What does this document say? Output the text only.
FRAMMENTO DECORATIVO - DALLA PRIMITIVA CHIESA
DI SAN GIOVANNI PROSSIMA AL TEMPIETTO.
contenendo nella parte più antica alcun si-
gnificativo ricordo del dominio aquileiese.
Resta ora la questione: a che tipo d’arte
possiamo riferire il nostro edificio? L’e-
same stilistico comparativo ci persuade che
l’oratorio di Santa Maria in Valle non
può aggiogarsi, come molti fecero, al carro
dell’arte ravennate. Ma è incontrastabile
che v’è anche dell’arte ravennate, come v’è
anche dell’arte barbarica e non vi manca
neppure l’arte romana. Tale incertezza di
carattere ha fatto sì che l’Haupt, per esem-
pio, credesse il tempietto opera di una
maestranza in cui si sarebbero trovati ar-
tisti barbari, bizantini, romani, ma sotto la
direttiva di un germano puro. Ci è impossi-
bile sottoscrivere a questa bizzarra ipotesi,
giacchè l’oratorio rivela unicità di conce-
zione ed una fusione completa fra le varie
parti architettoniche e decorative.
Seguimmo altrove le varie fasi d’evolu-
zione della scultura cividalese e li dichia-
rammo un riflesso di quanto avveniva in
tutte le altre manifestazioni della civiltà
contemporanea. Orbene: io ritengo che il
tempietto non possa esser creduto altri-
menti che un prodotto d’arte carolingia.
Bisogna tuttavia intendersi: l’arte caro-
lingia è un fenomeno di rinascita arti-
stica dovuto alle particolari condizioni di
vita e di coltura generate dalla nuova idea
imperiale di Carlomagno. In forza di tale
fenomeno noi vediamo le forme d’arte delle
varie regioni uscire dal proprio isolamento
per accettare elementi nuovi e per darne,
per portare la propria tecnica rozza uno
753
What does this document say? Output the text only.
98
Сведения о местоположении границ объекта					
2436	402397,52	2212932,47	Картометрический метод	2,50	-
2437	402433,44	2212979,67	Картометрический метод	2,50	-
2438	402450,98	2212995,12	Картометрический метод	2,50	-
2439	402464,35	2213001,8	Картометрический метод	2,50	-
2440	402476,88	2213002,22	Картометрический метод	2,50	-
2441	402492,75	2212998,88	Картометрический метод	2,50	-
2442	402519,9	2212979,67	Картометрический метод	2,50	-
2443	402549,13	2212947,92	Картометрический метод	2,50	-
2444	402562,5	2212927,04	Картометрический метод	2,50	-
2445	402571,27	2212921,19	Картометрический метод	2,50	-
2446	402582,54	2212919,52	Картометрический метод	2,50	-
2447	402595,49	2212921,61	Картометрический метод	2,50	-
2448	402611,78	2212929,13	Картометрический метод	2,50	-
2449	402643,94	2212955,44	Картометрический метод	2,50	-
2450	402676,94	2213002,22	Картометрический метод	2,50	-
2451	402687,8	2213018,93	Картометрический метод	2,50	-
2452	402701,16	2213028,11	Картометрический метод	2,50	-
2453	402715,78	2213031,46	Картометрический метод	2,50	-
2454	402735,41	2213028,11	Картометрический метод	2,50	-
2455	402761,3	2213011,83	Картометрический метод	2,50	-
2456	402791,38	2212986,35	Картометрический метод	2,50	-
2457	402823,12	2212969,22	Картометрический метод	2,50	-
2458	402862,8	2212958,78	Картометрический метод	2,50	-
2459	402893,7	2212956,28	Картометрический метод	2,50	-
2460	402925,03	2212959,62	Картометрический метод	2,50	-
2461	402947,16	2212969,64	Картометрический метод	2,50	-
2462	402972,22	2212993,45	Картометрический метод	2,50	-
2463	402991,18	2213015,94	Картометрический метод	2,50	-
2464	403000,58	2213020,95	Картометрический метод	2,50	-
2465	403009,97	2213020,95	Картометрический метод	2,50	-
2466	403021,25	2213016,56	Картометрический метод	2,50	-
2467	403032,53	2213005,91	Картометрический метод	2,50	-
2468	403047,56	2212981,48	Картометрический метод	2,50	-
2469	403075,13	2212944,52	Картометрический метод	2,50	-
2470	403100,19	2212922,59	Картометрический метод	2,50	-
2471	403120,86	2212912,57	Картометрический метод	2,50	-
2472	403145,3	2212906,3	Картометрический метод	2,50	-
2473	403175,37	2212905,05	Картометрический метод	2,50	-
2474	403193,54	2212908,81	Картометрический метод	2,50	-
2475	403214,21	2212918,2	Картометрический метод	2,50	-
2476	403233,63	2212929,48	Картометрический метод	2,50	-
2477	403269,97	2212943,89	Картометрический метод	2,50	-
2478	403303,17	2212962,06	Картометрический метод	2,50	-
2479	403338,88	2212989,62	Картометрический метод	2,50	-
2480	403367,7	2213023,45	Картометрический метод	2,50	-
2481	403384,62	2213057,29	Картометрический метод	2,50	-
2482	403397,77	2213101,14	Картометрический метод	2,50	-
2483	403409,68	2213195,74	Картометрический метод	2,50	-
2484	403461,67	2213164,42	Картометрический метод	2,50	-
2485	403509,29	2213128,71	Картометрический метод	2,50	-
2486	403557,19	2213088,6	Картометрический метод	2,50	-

◆ ◆ ◆

## Set problem
From the listing, copy each line containing the word "come".

## Written response
può aggiogarsi, come molti fecero, al carro
che v’è anche dell’arte ravennate, come v’è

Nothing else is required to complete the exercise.